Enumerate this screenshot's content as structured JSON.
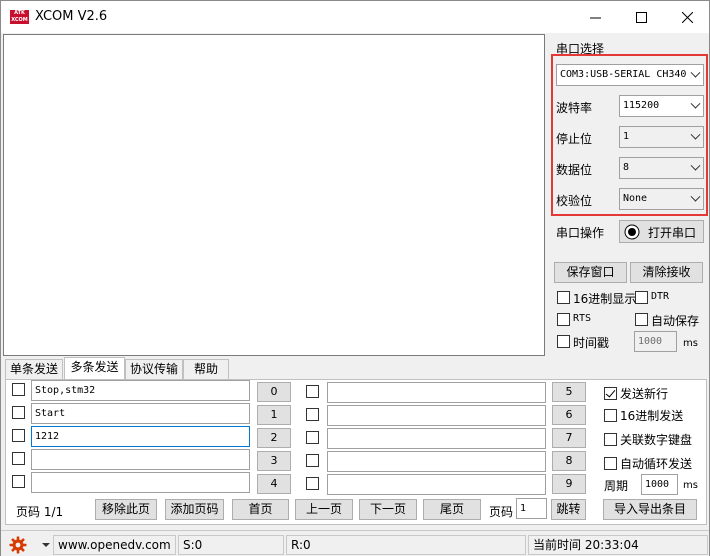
{
  "window": {
    "logo_text": "ATK XCOM",
    "title": "XCOM V2.6",
    "minimize_glyph": "—",
    "maximize_glyph": "☐",
    "close_glyph": "✕"
  },
  "serial": {
    "group_label": "串口选择",
    "port_value": "COM3:USB-SERIAL CH340",
    "baud_label": "波特率",
    "baud_value": "115200",
    "stop_label": "停止位",
    "stop_value": "1",
    "data_label": "数据位",
    "data_value": "8",
    "parity_label": "校验位",
    "parity_value": "None",
    "op_label": "串口操作",
    "open_button": "打开串口"
  },
  "actions": {
    "save_window": "保存窗口",
    "clear_recv": "清除接收",
    "hex_display": "16进制显示",
    "dtr": "DTR",
    "rts": "RTS",
    "auto_save": "自动保存",
    "timestamp": "时间戳",
    "timestamp_value": "1000",
    "timestamp_unit": "ms"
  },
  "tabs": [
    "单条发送",
    "多条发送",
    "协议传输",
    "帮助"
  ],
  "multi_send": {
    "left_rows": [
      {
        "text": "Stop,stm32",
        "num": "0"
      },
      {
        "text": "Start",
        "num": "1"
      },
      {
        "text": "1212",
        "num": "2"
      },
      {
        "text": "",
        "num": "3"
      },
      {
        "text": "",
        "num": "4"
      }
    ],
    "right_rows": [
      {
        "text": "",
        "num": "5"
      },
      {
        "text": "",
        "num": "6"
      },
      {
        "text": "",
        "num": "7"
      },
      {
        "text": "",
        "num": "8"
      },
      {
        "text": "",
        "num": "9"
      }
    ],
    "options": {
      "send_newline": "发送新行",
      "hex_send": "16进制发送",
      "link_numpad": "关联数字键盘",
      "auto_loop": "自动循环发送",
      "period_label": "周期",
      "period_value": "1000",
      "period_unit": "ms"
    },
    "page_label": "页码 1/1",
    "remove_page": "移除此页",
    "add_page": "添加页码",
    "first_page": "首页",
    "prev_page": "上一页",
    "next_page": "下一页",
    "last_page": "尾页",
    "page_input_label": "页码",
    "page_input_value": "1",
    "jump": "跳转",
    "import_export": "导入导出条目"
  },
  "status": {
    "url": "www.openedv.com",
    "sent": "S:0",
    "recv": "R:0",
    "time_label": "当前时间",
    "time": "20:33:04"
  },
  "colors": {
    "highlight_border": "#e53935",
    "logo_red": "#c8102e",
    "gear_red": "#d83b01"
  }
}
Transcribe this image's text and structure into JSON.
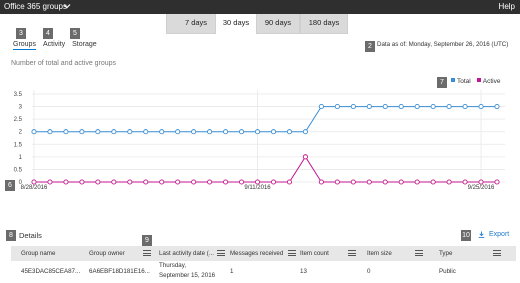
{
  "header": {
    "app_title": "Office 365 groups",
    "help": "Help"
  },
  "period_tabs": [
    {
      "label": "7 days",
      "badge": "1"
    },
    {
      "label": "30 days"
    },
    {
      "label": "90 days"
    },
    {
      "label": "180 days"
    }
  ],
  "selected_tab": "30 days",
  "report_tabs": [
    {
      "label": "Groups",
      "badge": "3"
    },
    {
      "label": "Activity",
      "badge": "4"
    },
    {
      "label": "Storage",
      "badge": "5"
    }
  ],
  "data_as_of": {
    "badge": "2",
    "text": "Data as of: Monday, September 26, 2016 (UTC)"
  },
  "chart_title": "Number of total and active groups",
  "legend": {
    "badge": "7"
  },
  "chart_badge": "6",
  "chart_data": {
    "type": "line",
    "x": [
      "8/28/2016",
      "8/29/2016",
      "8/30/2016",
      "8/31/2016",
      "9/1/2016",
      "9/2/2016",
      "9/3/2016",
      "9/4/2016",
      "9/5/2016",
      "9/6/2016",
      "9/7/2016",
      "9/8/2016",
      "9/9/2016",
      "9/10/2016",
      "9/11/2016",
      "9/12/2016",
      "9/13/2016",
      "9/14/2016",
      "9/15/2016",
      "9/16/2016",
      "9/17/2016",
      "9/18/2016",
      "9/19/2016",
      "9/20/2016",
      "9/21/2016",
      "9/22/2016",
      "9/23/2016",
      "9/24/2016",
      "9/25/2016",
      "9/26/2016"
    ],
    "x_tick_labels": [
      "8/28/2016",
      "9/11/2016",
      "9/25/2016"
    ],
    "series": [
      {
        "name": "Total",
        "color": "#3b8ed6",
        "values": [
          2,
          2,
          2,
          2,
          2,
          2,
          2,
          2,
          2,
          2,
          2,
          2,
          2,
          2,
          2,
          2,
          2,
          2,
          3,
          3,
          3,
          3,
          3,
          3,
          3,
          3,
          3,
          3,
          3,
          3
        ]
      },
      {
        "name": "Active",
        "color": "#c2168f",
        "values": [
          0,
          0,
          0,
          0,
          0,
          0,
          0,
          0,
          0,
          0,
          0,
          0,
          0,
          0,
          0,
          0,
          0,
          1,
          0,
          0,
          0,
          0,
          0,
          0,
          0,
          0,
          0,
          0,
          0,
          0
        ]
      }
    ],
    "yticks": [
      "0",
      "0.5",
      "1",
      "1.5",
      "2",
      "2.5",
      "3",
      "3.5"
    ],
    "ylim": [
      0,
      3.5
    ],
    "grid": true,
    "legend_position": "top-right"
  },
  "details": {
    "badge": "8",
    "label": "Details"
  },
  "export": {
    "badge": "10",
    "label": "Export"
  },
  "table": {
    "menu_badge": "9",
    "columns": [
      "Group name",
      "Group owner",
      "Last activity date (...",
      "Messages received",
      "Item count",
      "Item size",
      "Type"
    ],
    "rows": [
      {
        "group_name": "45E3DAC85CEA87...",
        "group_owner": "6A6EBF18D181E16...",
        "last_activity_line1": "Thursday,",
        "last_activity_line2": "September 15, 2016",
        "messages_received": "1",
        "item_count": "13",
        "item_size": "0",
        "type": "Public"
      }
    ]
  }
}
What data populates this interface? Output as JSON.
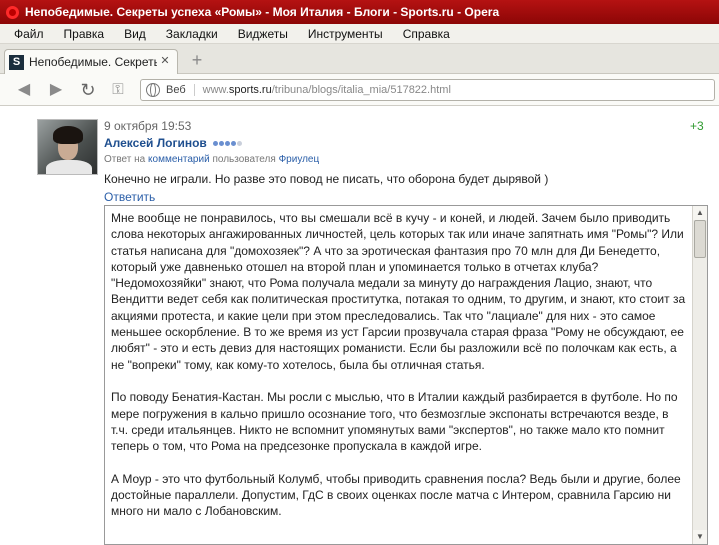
{
  "window": {
    "title": "Непобедимые. Секреты успеха «Ромы» - Моя Италия - Блоги - Sports.ru - Opera"
  },
  "menu": [
    "Файл",
    "Правка",
    "Вид",
    "Закладки",
    "Виджеты",
    "Инструменты",
    "Справка"
  ],
  "tab": {
    "favicon": "S",
    "title": "Непобедимые. Секреты...",
    "close": "✕",
    "new_tab": "+"
  },
  "nav": {
    "back": "◀",
    "forward": "▶",
    "reload": "↻",
    "key": "⚿",
    "site_label": "Веб",
    "url_prefix": "www.",
    "url_domain": "sports.ru",
    "url_path": "/tribuna/blogs/italia_mia/517822.html"
  },
  "comment": {
    "date": "9 октября 19:53",
    "rating": "+3",
    "author": "Алексей Логинов",
    "rank_dots": [
      "#6a8fd0",
      "#6a8fd0",
      "#6a8fd0",
      "#6a8fd0",
      "#c9cfdb"
    ],
    "reply_prefix": "Ответ на",
    "reply_link": "комментарий",
    "reply_mid": "пользователя",
    "reply_user": "Фриулец",
    "text": "Конечно не играли. Но разве это повод не писать, что оборона будет дырявой )",
    "reply_action": "Ответить"
  },
  "textarea": {
    "paragraphs": [
      "Мне вообще не понравилось, что вы смешали всё в кучу - и коней, и людей. Зачем было приводить слова некоторых ангажированных личностей, цель которых так или иначе запятнать имя \"Ромы\"? Или статья написана для \"домохозяек\"? А что за эротическая фантазия про 70 млн для Ди Бенедетто, который уже давненько отошел на второй план и упоминается только в отчетах клуба? \"Недомохозяйки\" знают, что Рома получала медали за минуту до награждения Лацио, знают, что Вендитти ведет себя как политическая проститутка, потакая то одним, то другим, и знают, кто стоит за акциями протеста, и какие цели при этом преследовались. Так что \"лациале\" для них - это самое меньшее оскорбление. В то же время из уст Гарсии прозвучала старая фраза \"Рому не обсуждают, ее любят\" - это и есть девиз для настоящих романисти. Если бы разложили всё по полочкам как есть, а не \"вопреки\" тому, как кому-то хотелось, была бы отличная статья.",
      "По поводу Бенатия-Кастан. Мы росли с мыслью, что в Италии каждый разбирается в футболе. Но по мере погружения в кальчо пришло осознание того, что безмозглые экспонаты встречаются везде, в т.ч. среди итальянцев. Никто не вспомнит упомянутых вами \"экспертов\", но также мало кто помнит теперь о том, что Рома на предсезонке пропускала в каждой игре.",
      "А Моур - это что футбольный Колумб, чтобы приводить сравнения посла? Ведь были и другие, более достойные параллели. Допустим, ГдС в своих оценках после матча с Интером, сравнила Гарсию ни много ни мало с Лобановским."
    ]
  }
}
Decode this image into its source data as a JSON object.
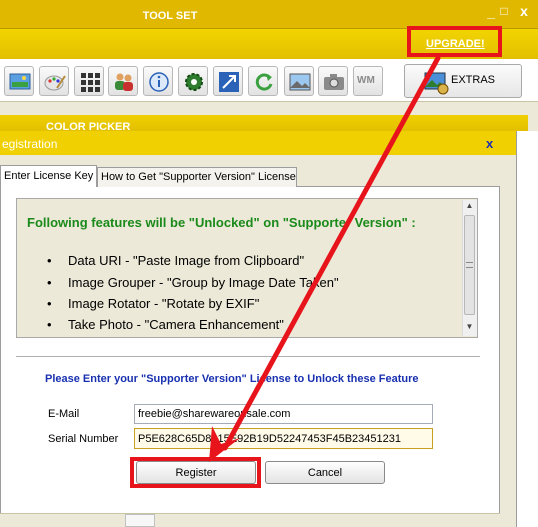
{
  "window": {
    "controls": {
      "minimize": "_",
      "maximize": "□",
      "close": "x"
    }
  },
  "toolset": {
    "label": "TOOL SET",
    "upgrade_link": "UPGRADE!",
    "tools": [
      "image-viewer-icon",
      "paint-palette-icon",
      "grid-icon",
      "users-icon",
      "info-icon",
      "gear-icon",
      "resize-icon",
      "rotate-icon",
      "landscape-image-icon",
      "camera-icon",
      "watermark-icon"
    ],
    "watermark_label": "WM",
    "extras_label": "EXTRAS"
  },
  "color_picker": {
    "label": "COLOR PICKER"
  },
  "dialog": {
    "title": "egistration",
    "close": "x",
    "tabs": [
      {
        "label": "Enter License Key",
        "active": true
      },
      {
        "label": "How to Get \"Supporter Version\" License",
        "active": false
      }
    ],
    "features_heading": "Following features will be \"Unlocked\" on \"Supporter Version\" :",
    "features": [
      "Data URI - \"Paste Image from Clipboard\"",
      "Image Grouper - \"Group by Image Date Taken\"",
      "Image Rotator - \"Rotate by EXIF\"",
      "Take Photo - \"Camera Enhancement\""
    ],
    "prompt": "Please Enter your \"Supporter Version\" License to Unlock these Feature",
    "email": {
      "label": "E-Mail",
      "value": "freebie@sharewareonsale.com"
    },
    "serial": {
      "label": "Serial Number",
      "value": "P5E628C65D8215E92B19D52247453F45B23451231"
    },
    "register_label": "Register",
    "cancel_label": "Cancel"
  },
  "colors": {
    "title_yellow": "#e0b800",
    "highlight_red": "#e8141c",
    "heading_green": "#1a8a1a",
    "prompt_blue": "#1830b0"
  }
}
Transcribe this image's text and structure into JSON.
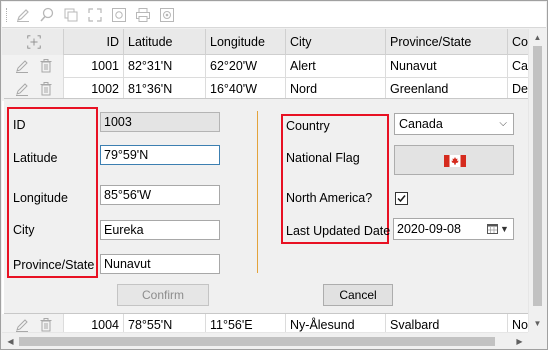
{
  "toolbar": {
    "buttons": [
      "edit-icon",
      "search-icon",
      "copy-icon",
      "fit-icon",
      "snapshot-icon",
      "print-icon",
      "export-icon"
    ]
  },
  "grid": {
    "columns": {
      "id": "ID",
      "latitude": "Latitude",
      "longitude": "Longitude",
      "city": "City",
      "province": "Province/State",
      "country_partial": "Co"
    },
    "rows": [
      {
        "id": "1001",
        "latitude": "82°31'N",
        "longitude": "62°20'W",
        "city": "Alert",
        "province": "Nunavut",
        "country_partial": "Ca"
      },
      {
        "id": "1002",
        "latitude": "81°36'N",
        "longitude": "16°40'W",
        "city": "Nord",
        "province": "Greenland",
        "country_partial": "De"
      },
      {
        "id": "1004",
        "latitude": "78°55'N",
        "longitude": "11°56'E",
        "city": "Ny-Ålesund",
        "province": "Svalbard",
        "country_partial": "No"
      }
    ]
  },
  "form": {
    "labels": {
      "id": "ID",
      "latitude": "Latitude",
      "longitude": "Longitude",
      "city": "City",
      "province": "Province/State",
      "country": "Country",
      "flag": "National Flag",
      "north_america": "North America?",
      "last_updated": "Last Updated Date"
    },
    "values": {
      "id": "1003",
      "latitude": "79°59'N",
      "longitude": "85°56'W",
      "city": "Eureka",
      "province": "Nunavut",
      "country": "Canada",
      "north_america": true,
      "last_updated": "2020-09-08"
    },
    "buttons": {
      "confirm": "Confirm",
      "cancel": "Cancel"
    },
    "colors": {
      "highlight": "#e81123",
      "separator": "#e3a33c",
      "flag_red": "#d52b1e"
    }
  }
}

◆ ◆ ◆ ◆

- [AIM] Copy every line from the entries that contains the word "latitude".

- [WORKED SOLUTION]
      "latitude": "Latitude",
        "latitude": "82°31'N",
        "latitude": "81°36'N",
        "latitude": "78°55'N",
      "latitude": "Latitude",
      "latitude": "79°59'N",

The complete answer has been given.